* Data for this task
☆ ☆ ☆ ☆ ☆ ☆ ☆

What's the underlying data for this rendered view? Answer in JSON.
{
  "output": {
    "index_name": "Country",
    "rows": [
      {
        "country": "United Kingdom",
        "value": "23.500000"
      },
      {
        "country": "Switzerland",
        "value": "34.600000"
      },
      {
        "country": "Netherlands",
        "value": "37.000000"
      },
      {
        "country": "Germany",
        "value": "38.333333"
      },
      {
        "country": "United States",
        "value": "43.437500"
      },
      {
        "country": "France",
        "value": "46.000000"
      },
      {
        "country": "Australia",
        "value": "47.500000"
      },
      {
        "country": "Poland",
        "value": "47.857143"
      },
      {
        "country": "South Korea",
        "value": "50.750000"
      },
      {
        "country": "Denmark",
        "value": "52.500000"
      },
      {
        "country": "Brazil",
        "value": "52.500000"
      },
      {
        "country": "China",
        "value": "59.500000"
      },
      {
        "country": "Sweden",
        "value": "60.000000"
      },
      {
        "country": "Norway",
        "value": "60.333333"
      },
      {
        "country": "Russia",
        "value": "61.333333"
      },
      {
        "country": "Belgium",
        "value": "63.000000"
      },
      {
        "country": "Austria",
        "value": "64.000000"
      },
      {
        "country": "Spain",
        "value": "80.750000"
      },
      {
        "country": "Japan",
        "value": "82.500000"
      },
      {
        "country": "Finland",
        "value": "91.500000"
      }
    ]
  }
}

☆ ☆ ☆ ☆ ☆ ☆ ☆

* Written exercise
Copy the data above exactly. Every line must be included.

* Expected answer
What's the underlying data for this rendered view? Answer in JSON.
{
  "output": {
    "index_name": "Country",
    "rows": [
      {
        "country": "United Kingdom",
        "value": "23.500000"
      },
      {
        "country": "Switzerland",
        "value": "34.600000"
      },
      {
        "country": "Netherlands",
        "value": "37.000000"
      },
      {
        "country": "Germany",
        "value": "38.333333"
      },
      {
        "country": "United States",
        "value": "43.437500"
      },
      {
        "country": "France",
        "value": "46.000000"
      },
      {
        "country": "Australia",
        "value": "47.500000"
      },
      {
        "country": "Poland",
        "value": "47.857143"
      },
      {
        "country": "South Korea",
        "value": "50.750000"
      },
      {
        "country": "Denmark",
        "value": "52.500000"
      },
      {
        "country": "Brazil",
        "value": "52.500000"
      },
      {
        "country": "China",
        "value": "59.500000"
      },
      {
        "country": "Sweden",
        "value": "60.000000"
      },
      {
        "country": "Norway",
        "value": "60.333333"
      },
      {
        "country": "Russia",
        "value": "61.333333"
      },
      {
        "country": "Belgium",
        "value": "63.000000"
      },
      {
        "country": "Austria",
        "value": "64.000000"
      },
      {
        "country": "Spain",
        "value": "80.750000"
      },
      {
        "country": "Japan",
        "value": "82.500000"
      },
      {
        "country": "Finland",
        "value": "91.500000"
      }
    ]
  }
}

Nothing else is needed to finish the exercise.